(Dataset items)
______________________________

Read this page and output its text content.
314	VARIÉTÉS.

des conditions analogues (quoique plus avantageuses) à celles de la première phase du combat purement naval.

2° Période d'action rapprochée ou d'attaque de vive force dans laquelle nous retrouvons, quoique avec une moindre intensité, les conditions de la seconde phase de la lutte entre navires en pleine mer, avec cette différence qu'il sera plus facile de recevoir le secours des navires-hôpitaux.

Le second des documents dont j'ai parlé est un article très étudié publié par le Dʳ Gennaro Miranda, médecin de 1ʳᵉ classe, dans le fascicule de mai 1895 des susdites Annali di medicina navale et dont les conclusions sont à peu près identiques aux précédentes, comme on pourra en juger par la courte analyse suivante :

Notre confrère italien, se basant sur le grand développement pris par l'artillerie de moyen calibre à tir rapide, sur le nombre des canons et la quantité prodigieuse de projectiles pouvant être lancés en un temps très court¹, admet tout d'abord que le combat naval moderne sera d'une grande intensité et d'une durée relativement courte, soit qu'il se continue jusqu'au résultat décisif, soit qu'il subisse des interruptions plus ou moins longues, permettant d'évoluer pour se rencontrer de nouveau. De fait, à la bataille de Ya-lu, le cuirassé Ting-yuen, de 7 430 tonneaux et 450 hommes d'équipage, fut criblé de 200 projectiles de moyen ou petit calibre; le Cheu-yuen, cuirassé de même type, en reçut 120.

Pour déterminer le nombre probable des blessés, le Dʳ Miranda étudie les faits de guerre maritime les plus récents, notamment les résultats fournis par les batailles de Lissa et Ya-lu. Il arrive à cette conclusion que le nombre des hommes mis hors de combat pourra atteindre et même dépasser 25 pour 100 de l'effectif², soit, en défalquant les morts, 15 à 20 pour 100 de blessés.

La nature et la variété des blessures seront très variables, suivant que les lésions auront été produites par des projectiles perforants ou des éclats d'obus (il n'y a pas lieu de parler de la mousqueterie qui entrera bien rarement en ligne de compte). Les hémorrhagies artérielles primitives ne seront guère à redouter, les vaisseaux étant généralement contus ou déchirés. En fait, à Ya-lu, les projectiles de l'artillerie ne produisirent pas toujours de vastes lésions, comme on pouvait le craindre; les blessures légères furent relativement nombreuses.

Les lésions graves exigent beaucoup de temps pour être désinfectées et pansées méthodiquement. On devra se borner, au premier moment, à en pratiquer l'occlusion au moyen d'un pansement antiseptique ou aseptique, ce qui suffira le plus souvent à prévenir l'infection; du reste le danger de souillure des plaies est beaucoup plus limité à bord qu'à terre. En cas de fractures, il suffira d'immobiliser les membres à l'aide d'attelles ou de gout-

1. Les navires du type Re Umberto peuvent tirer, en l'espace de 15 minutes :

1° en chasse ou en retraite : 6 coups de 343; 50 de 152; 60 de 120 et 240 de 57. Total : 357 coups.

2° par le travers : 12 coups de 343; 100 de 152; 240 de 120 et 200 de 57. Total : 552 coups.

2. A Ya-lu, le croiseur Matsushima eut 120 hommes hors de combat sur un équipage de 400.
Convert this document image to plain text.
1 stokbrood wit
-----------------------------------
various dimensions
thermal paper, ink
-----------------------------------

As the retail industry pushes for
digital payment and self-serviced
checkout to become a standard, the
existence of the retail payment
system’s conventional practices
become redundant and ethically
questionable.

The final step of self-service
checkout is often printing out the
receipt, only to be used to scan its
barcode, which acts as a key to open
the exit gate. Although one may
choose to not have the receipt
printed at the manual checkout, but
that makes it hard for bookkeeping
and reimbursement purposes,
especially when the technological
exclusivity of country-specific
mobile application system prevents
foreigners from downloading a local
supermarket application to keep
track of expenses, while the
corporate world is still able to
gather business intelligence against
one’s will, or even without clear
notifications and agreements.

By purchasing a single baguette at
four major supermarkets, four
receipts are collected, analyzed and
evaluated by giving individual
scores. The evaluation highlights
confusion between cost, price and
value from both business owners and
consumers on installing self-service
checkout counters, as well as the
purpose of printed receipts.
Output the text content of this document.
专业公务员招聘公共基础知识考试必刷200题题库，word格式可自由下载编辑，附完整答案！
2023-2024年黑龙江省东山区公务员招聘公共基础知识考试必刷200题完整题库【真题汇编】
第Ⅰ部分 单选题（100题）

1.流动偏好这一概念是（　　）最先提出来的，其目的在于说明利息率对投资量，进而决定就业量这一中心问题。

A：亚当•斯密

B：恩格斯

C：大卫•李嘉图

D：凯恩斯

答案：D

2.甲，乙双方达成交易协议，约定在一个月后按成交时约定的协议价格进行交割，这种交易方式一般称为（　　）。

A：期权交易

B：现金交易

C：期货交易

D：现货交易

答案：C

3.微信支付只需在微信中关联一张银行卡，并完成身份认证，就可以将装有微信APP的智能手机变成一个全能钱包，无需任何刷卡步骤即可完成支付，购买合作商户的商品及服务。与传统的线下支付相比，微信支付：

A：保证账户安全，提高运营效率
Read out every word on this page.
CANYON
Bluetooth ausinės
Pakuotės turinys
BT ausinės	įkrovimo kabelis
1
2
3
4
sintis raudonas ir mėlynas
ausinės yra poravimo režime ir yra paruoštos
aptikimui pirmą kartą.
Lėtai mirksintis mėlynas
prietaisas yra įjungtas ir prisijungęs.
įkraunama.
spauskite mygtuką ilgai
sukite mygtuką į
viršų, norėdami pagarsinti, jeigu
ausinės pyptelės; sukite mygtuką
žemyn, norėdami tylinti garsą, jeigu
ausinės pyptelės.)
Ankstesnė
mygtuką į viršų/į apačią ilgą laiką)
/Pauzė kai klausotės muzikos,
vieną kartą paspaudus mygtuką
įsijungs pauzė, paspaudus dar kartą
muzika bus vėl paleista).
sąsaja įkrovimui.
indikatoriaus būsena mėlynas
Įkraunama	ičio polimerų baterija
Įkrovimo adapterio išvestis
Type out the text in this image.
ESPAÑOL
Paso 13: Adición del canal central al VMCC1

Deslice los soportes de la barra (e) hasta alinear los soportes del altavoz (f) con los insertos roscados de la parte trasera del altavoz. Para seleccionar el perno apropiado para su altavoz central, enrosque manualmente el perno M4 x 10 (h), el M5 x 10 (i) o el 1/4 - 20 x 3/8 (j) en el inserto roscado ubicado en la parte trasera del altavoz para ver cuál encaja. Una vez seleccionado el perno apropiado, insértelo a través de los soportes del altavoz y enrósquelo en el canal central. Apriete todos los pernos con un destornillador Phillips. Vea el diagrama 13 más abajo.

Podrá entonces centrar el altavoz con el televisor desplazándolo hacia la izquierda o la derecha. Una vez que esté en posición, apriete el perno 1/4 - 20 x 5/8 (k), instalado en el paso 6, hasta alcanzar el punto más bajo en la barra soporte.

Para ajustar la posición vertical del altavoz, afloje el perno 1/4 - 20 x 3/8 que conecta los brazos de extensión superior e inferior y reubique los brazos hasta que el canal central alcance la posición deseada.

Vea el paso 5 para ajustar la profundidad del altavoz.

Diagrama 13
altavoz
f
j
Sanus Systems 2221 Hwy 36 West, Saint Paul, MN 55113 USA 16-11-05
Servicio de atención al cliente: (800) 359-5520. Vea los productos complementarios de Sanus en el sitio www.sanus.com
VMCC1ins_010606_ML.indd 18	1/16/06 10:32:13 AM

______________________________

Make an exact copy of every entry.

### TASK SOLUTION
Read this page and output its text content.
314	VARIÉTÉS.

des conditions analogues (quoique plus avantageuses) à celles de la première phase du combat purement naval.

2° Période d'action rapprochée ou d'attaque de vive force dans laquelle nous retrouvons, quoique avec une moindre intensité, les conditions de la seconde phase de la lutte entre navires en pleine mer, avec cette différence qu'il sera plus facile de recevoir le secours des navires-hôpitaux.

Le second des documents dont j'ai parlé est un article très étudié publié par le Dʳ Gennaro Miranda, médecin de 1ʳᵉ classe, dans le fascicule de mai 1895 des susdites Annali di medicina navale et dont les conclusions sont à peu près identiques aux précédentes, comme on pourra en juger par la courte analyse suivante :

Notre confrère italien, se basant sur le grand développement pris par l'artillerie de moyen calibre à tir rapide, sur le nombre des canons et la quantité prodigieuse de projectiles pouvant être lancés en un temps très court¹, admet tout d'abord que le combat naval moderne sera d'une grande intensité et d'une durée relativement courte, soit qu'il se continue jusqu'au résultat décisif, soit qu'il subisse des interruptions plus ou moins longues, permettant d'évoluer pour se rencontrer de nouveau. De fait, à la bataille de Ya-lu, le cuirassé Ting-yuen, de 7 430 tonneaux et 450 hommes d'équipage, fut criblé de 200 projectiles de moyen ou petit calibre; le Cheu-yuen, cuirassé de même type, en reçut 120.

Pour déterminer le nombre probable des blessés, le Dʳ Miranda étudie les faits de guerre maritime les plus récents, notamment les résultats fournis par les batailles de Lissa et Ya-lu. Il arrive à cette conclusion que le nombre des hommes mis hors de combat pourra atteindre et même dépasser 25 pour 100 de l'effectif², soit, en défalquant les morts, 15 à 20 pour 100 de blessés.

La nature et la variété des blessures seront très variables, suivant que les lésions auront été produites par des projectiles perforants ou des éclats d'obus (il n'y a pas lieu de parler de la mousqueterie qui entrera bien rarement en ligne de compte). Les hémorrhagies artérielles primitives ne seront guère à redouter, les vaisseaux étant généralement contus ou déchirés. En fait, à Ya-lu, les projectiles de l'artillerie ne produisirent pas toujours de vastes lésions, comme on pouvait le craindre; les blessures légères furent relativement nombreuses.

Les lésions graves exigent beaucoup de temps pour être désinfectées et pansées méthodiquement. On devra se borner, au premier moment, à en pratiquer l'occlusion au moyen d'un pansement antiseptique ou aseptique, ce qui suffira le plus souvent à prévenir l'infection; du reste le danger de souillure des plaies est beaucoup plus limité à bord qu'à terre. En cas de fractures, il suffira d'immobiliser les membres à l'aide d'attelles ou de gout-

1. Les navires du type Re Umberto peuvent tirer, en l'espace de 15 minutes :

1° en chasse ou en retraite : 6 coups de 343; 50 de 152; 60 de 120 et 240 de 57. Total : 357 coups.

2° par le travers : 12 coups de 343; 100 de 152; 240 de 120 et 200 de 57. Total : 552 coups.

2. A Ya-lu, le croiseur Matsushima eut 120 hommes hors de combat sur un équipage de 400.
Convert this document image to plain text.
1 stokbrood wit
-----------------------------------
various dimensions
thermal paper, ink
-----------------------------------

As the retail industry pushes for
digital payment and self-serviced
checkout to become a standard, the
existence of the retail payment
system’s conventional practices
become redundant and ethically
questionable.

The final step of self-service
checkout is often printing out the
receipt, only to be used to scan its
barcode, which acts as a key to open
the exit gate. Although one may
choose to not have the receipt
printed at the manual checkout, but
that makes it hard for bookkeeping
and reimbursement purposes,
especially when the technological
exclusivity of country-specific
mobile application system prevents
foreigners from downloading a local
supermarket application to keep
track of expenses, while the
corporate world is still able to
gather business intelligence against
one’s will, or even without clear
notifications and agreements.

By purchasing a single baguette at
four major supermarkets, four
receipts are collected, analyzed and
evaluated by giving individual
scores. The evaluation highlights
confusion between cost, price and
value from both business owners and
consumers on installing self-service
checkout counters, as well as the
purpose of printed receipts.
Output the text content of this document.
专业公务员招聘公共基础知识考试必刷200题题库，word格式可自由下载编辑，附完整答案！
2023-2024年黑龙江省东山区公务员招聘公共基础知识考试必刷200题完整题库【真题汇编】
第Ⅰ部分 单选题（100题）

1.流动偏好这一概念是（　　）最先提出来的，其目的在于说明利息率对投资量，进而决定就业量这一中心问题。

A：亚当•斯密

B：恩格斯

C：大卫•李嘉图

D：凯恩斯

答案：D

2.甲，乙双方达成交易协议，约定在一个月后按成交时约定的协议价格进行交割，这种交易方式一般称为（　　）。

A：期权交易

B：现金交易

C：期货交易

D：现货交易

答案：C

3.微信支付只需在微信中关联一张银行卡，并完成身份认证，就可以将装有微信APP的智能手机变成一个全能钱包，无需任何刷卡步骤即可完成支付，购买合作商户的商品及服务。与传统的线下支付相比，微信支付：

A：保证账户安全，提高运营效率
Read out every word on this page.
CANYON
Bluetooth ausinės
Pakuotės turinys
BT ausinės	įkrovimo kabelis
1
2
3
4
sintis raudonas ir mėlynas
ausinės yra poravimo režime ir yra paruoštos
aptikimui pirmą kartą.
Lėtai mirksintis mėlynas
prietaisas yra įjungtas ir prisijungęs.
įkraunama.
spauskite mygtuką ilgai
sukite mygtuką į
viršų, norėdami pagarsinti, jeigu
ausinės pyptelės; sukite mygtuką
žemyn, norėdami tylinti garsą, jeigu
ausinės pyptelės.)
Ankstesnė
mygtuką į viršų/į apačią ilgą laiką)
/Pauzė kai klausotės muzikos,
vieną kartą paspaudus mygtuką
įsijungs pauzė, paspaudus dar kartą
muzika bus vėl paleista).
sąsaja įkrovimui.
indikatoriaus būsena mėlynas
Įkraunama	ičio polimerų baterija
Įkrovimo adapterio išvestis
Type out the text in this image.
ESPAÑOL
Paso 13: Adición del canal central al VMCC1

Deslice los soportes de la barra (e) hasta alinear los soportes del altavoz (f) con los insertos roscados de la parte trasera del altavoz. Para seleccionar el perno apropiado para su altavoz central, enrosque manualmente el perno M4 x 10 (h), el M5 x 10 (i) o el 1/4 - 20 x 3/8 (j) en el inserto roscado ubicado en la parte trasera del altavoz para ver cuál encaja. Una vez seleccionado el perno apropiado, insértelo a través de los soportes del altavoz y enrósquelo en el canal central. Apriete todos los pernos con un destornillador Phillips. Vea el diagrama 13 más abajo.

Podrá entonces centrar el altavoz con el televisor desplazándolo hacia la izquierda o la derecha. Una vez que esté en posición, apriete el perno 1/4 - 20 x 5/8 (k), instalado en el paso 6, hasta alcanzar el punto más bajo en la barra soporte.

Para ajustar la posición vertical del altavoz, afloje el perno 1/4 - 20 x 3/8 que conecta los brazos de extensión superior e inferior y reubique los brazos hasta que el canal central alcance la posición deseada.

Vea el paso 5 para ajustar la profundidad del altavoz.

Diagrama 13
altavoz
f
j
Sanus Systems 2221 Hwy 36 West, Saint Paul, MN 55113 USA 16-11-05
Servicio de atención al cliente: (800) 359-5520. Vea los productos complementarios de Sanus en el sitio www.sanus.com
VMCC1ins_010606_ML.indd 18	1/16/06 10:32:13 AM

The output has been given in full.